WHAT THE TASK ASKS:
Every record must appear in your copy exactly as written, with no pictures.
# Start of MATERIALS PROVIDED
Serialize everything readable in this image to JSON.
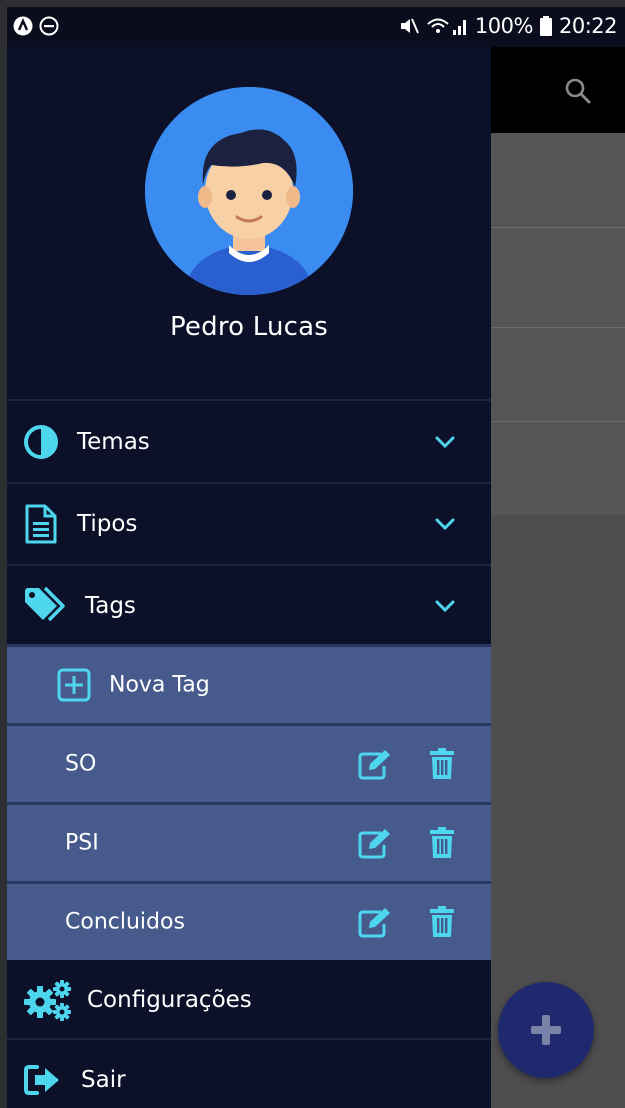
{
  "status_bar": {
    "battery": "100%",
    "time": "20:22"
  },
  "drawer": {
    "user_name": "Pedro Lucas",
    "menu": [
      {
        "label": "Temas",
        "icon": "half-circle-icon"
      },
      {
        "label": "Tipos",
        "icon": "document-icon"
      },
      {
        "label": "Tags",
        "icon": "tags-icon"
      }
    ],
    "tags": {
      "new_label": "Nova Tag",
      "items": [
        {
          "label": "SO"
        },
        {
          "label": "PSI"
        },
        {
          "label": "Concluidos"
        }
      ]
    },
    "footer": [
      {
        "label": "Configurações",
        "icon": "gears-icon"
      },
      {
        "label": "Sair",
        "icon": "sign-out-icon"
      }
    ]
  },
  "colors": {
    "drawer_bg": "#0c1129",
    "accent": "#4dd6ee",
    "tag_item_bg": "#465a8c",
    "fab": "#1f2a6e",
    "avatar_bg": "#3a8cf0"
  }
}
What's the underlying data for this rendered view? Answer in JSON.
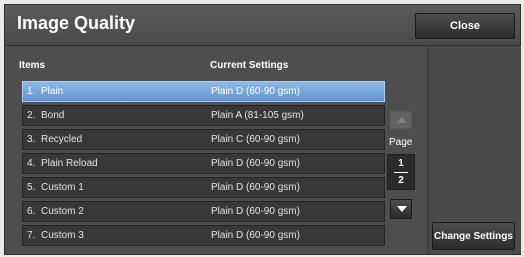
# End of MATERIALS PROVIDED
ANSWER FOR THE TASK:
Serialize everything readable in this image to JSON.
{
  "status_bar": {
    "battery": "100%",
    "time": "20:22"
  },
  "drawer": {
    "user_name": "Pedro Lucas",
    "menu": [
      {
        "label": "Temas",
        "icon": "half-circle-icon"
      },
      {
        "label": "Tipos",
        "icon": "document-icon"
      },
      {
        "label": "Tags",
        "icon": "tags-icon"
      }
    ],
    "tags": {
      "new_label": "Nova Tag",
      "items": [
        {
          "label": "SO"
        },
        {
          "label": "PSI"
        },
        {
          "label": "Concluidos"
        }
      ]
    },
    "footer": [
      {
        "label": "Configurações",
        "icon": "gears-icon"
      },
      {
        "label": "Sair",
        "icon": "sign-out-icon"
      }
    ]
  },
  "colors": {
    "drawer_bg": "#0c1129",
    "accent": "#4dd6ee",
    "tag_item_bg": "#465a8c",
    "fab": "#1f2a6e",
    "avatar_bg": "#3a8cf0"
  }
}
What's the underlying data for this rendered view? Answer in JSON.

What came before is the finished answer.